[BEGIN Data for this task]

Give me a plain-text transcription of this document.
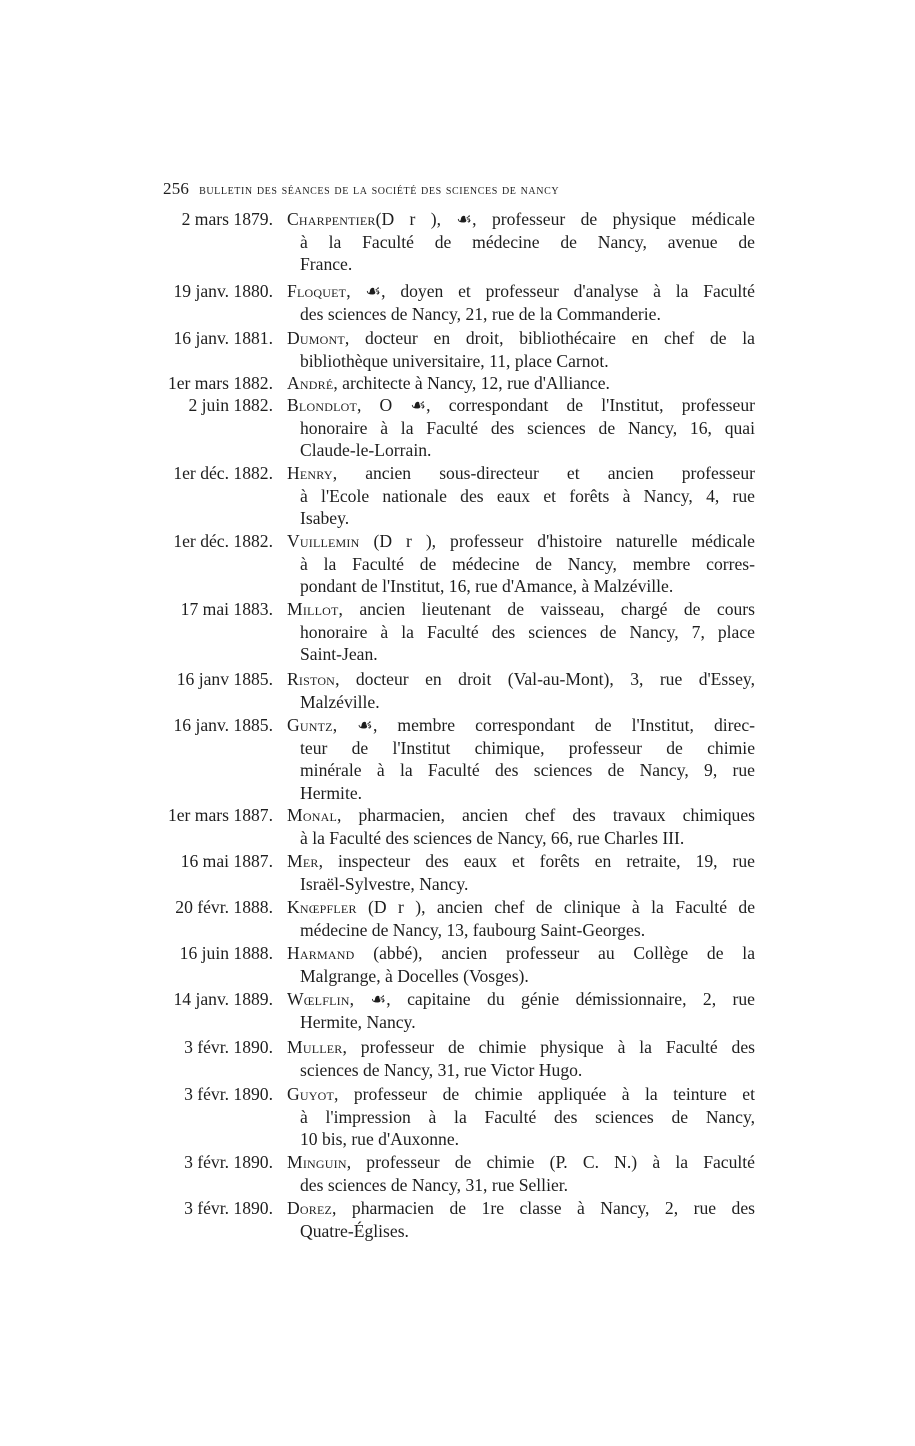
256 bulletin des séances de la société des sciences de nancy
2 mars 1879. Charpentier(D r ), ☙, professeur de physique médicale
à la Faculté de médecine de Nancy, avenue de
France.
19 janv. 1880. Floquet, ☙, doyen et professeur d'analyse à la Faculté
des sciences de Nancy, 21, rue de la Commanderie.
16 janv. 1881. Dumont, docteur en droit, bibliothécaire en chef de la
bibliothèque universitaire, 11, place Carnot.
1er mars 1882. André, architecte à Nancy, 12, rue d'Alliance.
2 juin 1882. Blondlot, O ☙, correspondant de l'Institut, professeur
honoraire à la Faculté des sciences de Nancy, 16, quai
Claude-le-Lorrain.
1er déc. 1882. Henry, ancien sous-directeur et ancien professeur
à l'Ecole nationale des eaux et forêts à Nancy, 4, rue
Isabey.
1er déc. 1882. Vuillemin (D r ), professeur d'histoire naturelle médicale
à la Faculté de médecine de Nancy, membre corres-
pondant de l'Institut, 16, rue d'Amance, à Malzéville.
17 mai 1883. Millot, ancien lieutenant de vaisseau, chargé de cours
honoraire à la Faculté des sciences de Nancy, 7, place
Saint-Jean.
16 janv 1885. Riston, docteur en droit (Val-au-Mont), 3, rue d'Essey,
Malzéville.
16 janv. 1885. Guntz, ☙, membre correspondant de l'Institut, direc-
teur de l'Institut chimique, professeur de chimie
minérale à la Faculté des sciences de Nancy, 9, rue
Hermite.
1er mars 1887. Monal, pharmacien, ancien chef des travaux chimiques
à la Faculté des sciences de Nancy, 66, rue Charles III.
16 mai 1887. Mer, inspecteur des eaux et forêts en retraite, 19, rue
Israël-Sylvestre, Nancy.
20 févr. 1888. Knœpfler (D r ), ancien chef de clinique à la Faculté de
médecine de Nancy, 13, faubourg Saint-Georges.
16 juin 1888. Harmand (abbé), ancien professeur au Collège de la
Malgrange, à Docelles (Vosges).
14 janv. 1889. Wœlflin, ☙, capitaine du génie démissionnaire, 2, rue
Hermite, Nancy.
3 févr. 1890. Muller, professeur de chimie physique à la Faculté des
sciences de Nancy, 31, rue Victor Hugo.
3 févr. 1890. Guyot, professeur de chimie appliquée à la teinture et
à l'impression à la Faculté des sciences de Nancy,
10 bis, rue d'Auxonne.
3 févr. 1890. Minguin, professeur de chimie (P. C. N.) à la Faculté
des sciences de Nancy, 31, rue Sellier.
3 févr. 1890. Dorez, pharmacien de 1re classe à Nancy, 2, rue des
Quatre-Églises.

[END Data for this task]

> **Task brief**
Using the records above, list each line that includes "juin".

> **Result**
2 juin 1882. Blondlot, O ☙, correspondant de l'Institut, professeur
16 juin 1888. Harmand (abbé), ancien professeur au Collège de la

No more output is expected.